WHAT NEEDS TO BE DONE: Could you turn every line of the listing below into a Markdown table with the columns Row and Line? Number the rows, skip blank lines, and leave out the pictures.

DATA ENTRIES:
** Start **
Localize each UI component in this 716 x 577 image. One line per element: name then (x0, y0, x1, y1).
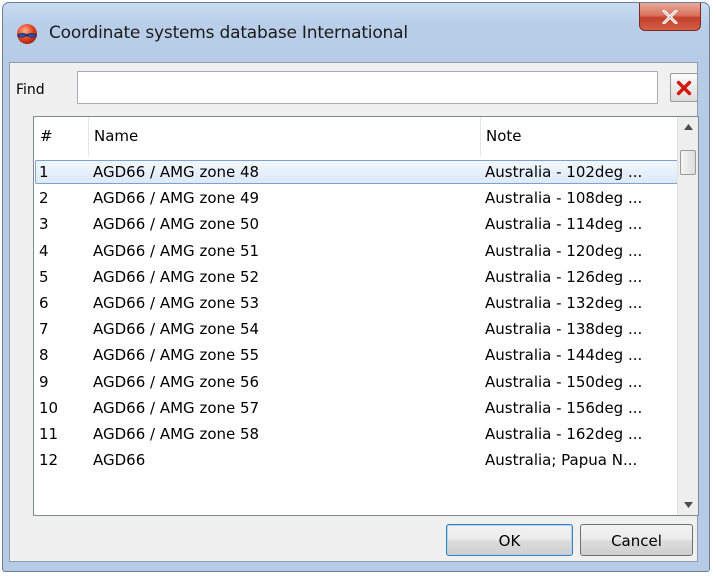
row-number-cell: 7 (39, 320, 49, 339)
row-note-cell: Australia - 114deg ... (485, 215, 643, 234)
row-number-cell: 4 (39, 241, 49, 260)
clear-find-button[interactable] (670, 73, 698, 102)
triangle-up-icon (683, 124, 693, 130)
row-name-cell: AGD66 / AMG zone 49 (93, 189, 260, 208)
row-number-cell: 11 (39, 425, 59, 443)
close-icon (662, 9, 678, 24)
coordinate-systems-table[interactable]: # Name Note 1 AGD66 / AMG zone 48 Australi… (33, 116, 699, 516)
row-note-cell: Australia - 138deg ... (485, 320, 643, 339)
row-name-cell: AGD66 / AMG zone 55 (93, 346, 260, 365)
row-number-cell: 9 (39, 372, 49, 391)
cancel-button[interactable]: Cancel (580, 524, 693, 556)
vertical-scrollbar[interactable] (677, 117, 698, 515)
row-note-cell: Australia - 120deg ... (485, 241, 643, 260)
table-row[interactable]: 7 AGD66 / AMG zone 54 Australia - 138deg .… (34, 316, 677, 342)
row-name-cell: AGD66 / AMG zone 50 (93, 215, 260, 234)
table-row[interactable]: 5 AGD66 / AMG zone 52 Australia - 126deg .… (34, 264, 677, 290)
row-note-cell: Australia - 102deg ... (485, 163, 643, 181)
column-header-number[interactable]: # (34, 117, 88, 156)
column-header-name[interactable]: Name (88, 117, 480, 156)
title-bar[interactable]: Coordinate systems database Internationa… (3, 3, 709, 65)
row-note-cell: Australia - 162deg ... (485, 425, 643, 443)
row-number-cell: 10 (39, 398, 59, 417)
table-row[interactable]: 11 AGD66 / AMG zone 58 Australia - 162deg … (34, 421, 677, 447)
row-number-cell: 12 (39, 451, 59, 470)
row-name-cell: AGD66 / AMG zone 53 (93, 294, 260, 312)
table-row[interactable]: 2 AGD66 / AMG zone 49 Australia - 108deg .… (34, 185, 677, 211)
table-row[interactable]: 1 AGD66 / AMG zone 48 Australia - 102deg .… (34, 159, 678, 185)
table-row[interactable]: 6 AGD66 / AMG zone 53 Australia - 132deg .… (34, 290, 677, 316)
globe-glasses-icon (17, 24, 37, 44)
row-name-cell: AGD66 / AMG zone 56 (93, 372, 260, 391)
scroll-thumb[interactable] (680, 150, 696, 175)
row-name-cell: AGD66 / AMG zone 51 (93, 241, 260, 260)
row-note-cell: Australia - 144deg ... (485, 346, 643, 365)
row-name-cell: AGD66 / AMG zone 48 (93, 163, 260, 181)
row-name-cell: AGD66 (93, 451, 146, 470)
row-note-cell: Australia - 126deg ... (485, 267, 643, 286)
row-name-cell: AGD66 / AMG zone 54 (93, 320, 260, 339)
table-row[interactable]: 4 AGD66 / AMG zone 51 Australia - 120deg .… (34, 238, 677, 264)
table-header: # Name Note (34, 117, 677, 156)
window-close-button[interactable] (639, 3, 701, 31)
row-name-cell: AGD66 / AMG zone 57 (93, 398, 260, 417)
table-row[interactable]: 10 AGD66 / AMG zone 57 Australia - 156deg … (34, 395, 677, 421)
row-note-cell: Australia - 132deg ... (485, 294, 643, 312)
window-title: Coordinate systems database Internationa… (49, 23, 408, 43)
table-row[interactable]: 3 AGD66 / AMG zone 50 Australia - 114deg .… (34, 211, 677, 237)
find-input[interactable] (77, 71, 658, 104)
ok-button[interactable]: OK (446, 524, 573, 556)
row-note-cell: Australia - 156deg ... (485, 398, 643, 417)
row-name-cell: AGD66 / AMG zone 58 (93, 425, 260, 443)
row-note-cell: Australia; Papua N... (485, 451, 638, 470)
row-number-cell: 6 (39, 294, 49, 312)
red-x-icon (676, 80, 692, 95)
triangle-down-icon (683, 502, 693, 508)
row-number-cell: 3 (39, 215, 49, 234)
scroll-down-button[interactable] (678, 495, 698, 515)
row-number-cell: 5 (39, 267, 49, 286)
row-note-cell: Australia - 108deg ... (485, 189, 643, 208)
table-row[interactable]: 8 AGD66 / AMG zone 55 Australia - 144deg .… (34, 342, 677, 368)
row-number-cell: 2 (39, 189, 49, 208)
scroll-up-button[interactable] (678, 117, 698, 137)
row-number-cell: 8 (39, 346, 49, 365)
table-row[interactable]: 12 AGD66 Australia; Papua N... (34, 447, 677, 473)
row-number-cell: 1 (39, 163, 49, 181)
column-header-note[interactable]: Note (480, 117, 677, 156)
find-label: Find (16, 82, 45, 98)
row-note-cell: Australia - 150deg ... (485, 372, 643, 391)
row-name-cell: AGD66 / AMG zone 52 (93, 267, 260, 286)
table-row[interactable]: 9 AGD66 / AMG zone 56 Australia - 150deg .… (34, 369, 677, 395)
** End **
COMPLETE ANSWER:
| Row | Line |
|---|---|
| 1 | Localize each UI component in this 716 x 577 image. One line per element: name then (x0, y0, x1, y1). |
| 2 | row-number-cell: 7 (39, 320, 49, 339) |
| 3 | row-note-cell: Australia - 114deg ... (485, 215, 643, 234) |
| 4 | row-number-cell: 4 (39, 241, 49, 260) |
| 5 | clear-find-button[interactable] (670, 73, 698, 102) |
| 6 | triangle-up-icon (683, 124, 693, 130) |
| 7 | row-name-cell: AGD66 / AMG zone 49 (93, 189, 260, 208) |
| 8 | row-number-cell: 11 (39, 425, 59, 443) |
| 9 | close-icon (662, 9, 678, 24) |
| 10 | coordinate-systems-table[interactable]: # Name Note 1 AGD66 / AMG zone 48 Australi… (33, 116, 699, 516) |
| 11 | row-note-cell: Australia - 138deg ... (485, 320, 643, 339) |
| 12 | row-name-cell: AGD66 / AMG zone 55 (93, 346, 260, 365) |
| 13 | row-number-cell: 9 (39, 372, 49, 391) |
| 14 | cancel-button[interactable]: Cancel (580, 524, 693, 556) |
| 15 | vertical-scrollbar[interactable] (677, 117, 698, 515) |
| 16 | row-note-cell: Australia - 120deg ... (485, 241, 643, 260) |
| 17 | table-row[interactable]: 7 AGD66 / AMG zone 54 Australia - 138deg .… (34, 316, 677, 342) |
| 18 | row-name-cell: AGD66 / AMG zone 50 (93, 215, 260, 234) |
| 19 | table-row[interactable]: 5 AGD66 / AMG zone 52 Australia - 126deg .… (34, 264, 677, 290) |
| 20 | row-note-cell: Australia - 102deg ... (485, 163, 643, 181) |
| 21 | column-header-number[interactable]: # (34, 117, 88, 156) |
| 22 | column-header-name[interactable]: Name (88, 117, 480, 156) |
| 23 | title-bar[interactable]: Coordinate systems database Internationa… (3, 3, 709, 65) |
| 24 | row-note-cell: Australia - 162deg ... (485, 425, 643, 443) |
| 25 | row-number-cell: 10 (39, 398, 59, 417) |
| 26 | table-row[interactable]: 11 AGD66 / AMG zone 58 Australia - 162deg … (34, 421, 677, 447) |
| 27 | row-number-cell: 12 (39, 451, 59, 470) |
| 28 | row-name-cell: AGD66 / AMG zone 53 (93, 294, 260, 312) |
| 29 | table-row[interactable]: 2 AGD66 / AMG zone 49 Australia - 108deg .… (34, 185, 677, 211) |
| 30 | table-row[interactable]: 1 AGD66 / AMG zone 48 Australia - 102deg .… (34, 159, 678, 185) |
| 31 | table-row[interactable]: 6 AGD66 / AMG zone 53 Australia - 132deg .… (34, 290, 677, 316) |
| 32 | globe-glasses-icon (17, 24, 37, 44) |
| 33 | row-name-cell: AGD66 / AMG zone 56 (93, 372, 260, 391) |
| 34 | scroll-thumb[interactable] (680, 150, 696, 175) |
| 35 | row-name-cell: AGD66 / AMG zone 51 (93, 241, 260, 260) |
| 36 | row-note-cell: Australia - 144deg ... (485, 346, 643, 365) |
| 37 | row-name-cell: AGD66 / AMG zone 48 (93, 163, 260, 181) |
| 38 | row-name-cell: AGD66 (93, 451, 146, 470) |
| 39 | row-note-cell: Australia - 126deg ... (485, 267, 643, 286) |
| 40 | row-name-cell: AGD66 / AMG zone 54 (93, 320, 260, 339) |
| 41 | table-row[interactable]: 4 AGD66 / AMG zone 51 Australia - 120deg .… (34, 238, 677, 264) |
| 42 | table-header: # Name Note (34, 117, 677, 156) |
| 43 | window-close-button[interactable] (639, 3, 701, 31) |
| 44 | row-name-cell: AGD66 / AMG zone 57 (93, 398, 260, 417) |
| 45 | table-row[interactable]: 10 AGD66 / AMG zone 57 Australia - 156deg … (34, 395, 677, 421) |
| 46 | row-note-cell: Australia - 132deg ... (485, 294, 643, 312) |
| 47 | window-title: Coordinate systems database Internationa… (49, 23, 408, 43) |
| 48 | table-row[interactable]: 3 AGD66 / AMG zone 50 Australia - 114deg .… (34, 211, 677, 237) |
| 49 | find-input[interactable] (77, 71, 658, 104) |
| 50 | ok-button[interactable]: OK (446, 524, 573, 556) |
| 51 | row-note-cell: Australia - 156deg ... (485, 398, 643, 417) |
| 52 | row-name-cell: AGD66 / AMG zone 58 (93, 425, 260, 443) |
| 53 | row-note-cell: Australia; Papua N... (485, 451, 638, 470) |
| 54 | row-number-cell: 6 (39, 294, 49, 312) |
| 55 | red-x-icon (676, 80, 692, 95) |
| 56 | triangle-down-icon (683, 502, 693, 508) |
| 57 | row-number-cell: 3 (39, 215, 49, 234) |
| 58 | scroll-down-button[interactable] (678, 495, 698, 515) |
| 59 | row-number-cell: 5 (39, 267, 49, 286) |
| 60 | row-note-cell: Australia - 108deg ... (485, 189, 643, 208) |
| 61 | table-row[interactable]: 8 AGD66 / AMG zone 55 Australia - 144deg .… (34, 342, 677, 368) |
| 62 | row-number-cell: 2 (39, 189, 49, 208) |
| 63 | scroll-up-button[interactable] (678, 117, 698, 137) |
| 64 | row-number-cell: 8 (39, 346, 49, 365) |
| 65 | table-row[interactable]: 12 AGD66 Australia; Papua N... (34, 447, 677, 473) |
| 66 | row-number-cell: 1 (39, 163, 49, 181) |
| 67 | column-header-note[interactable]: Note (480, 117, 677, 156) |
| 68 | find-label: Find (16, 82, 45, 98) |
| 69 | row-note-cell: Australia - 150deg ... (485, 372, 643, 391) |
| 70 | row-name-cell: AGD66 / AMG zone 52 (93, 267, 260, 286) |
| 71 | table-row[interactable]: 9 AGD66 / AMG zone 56 Australia - 150deg .… (34, 369, 677, 395) |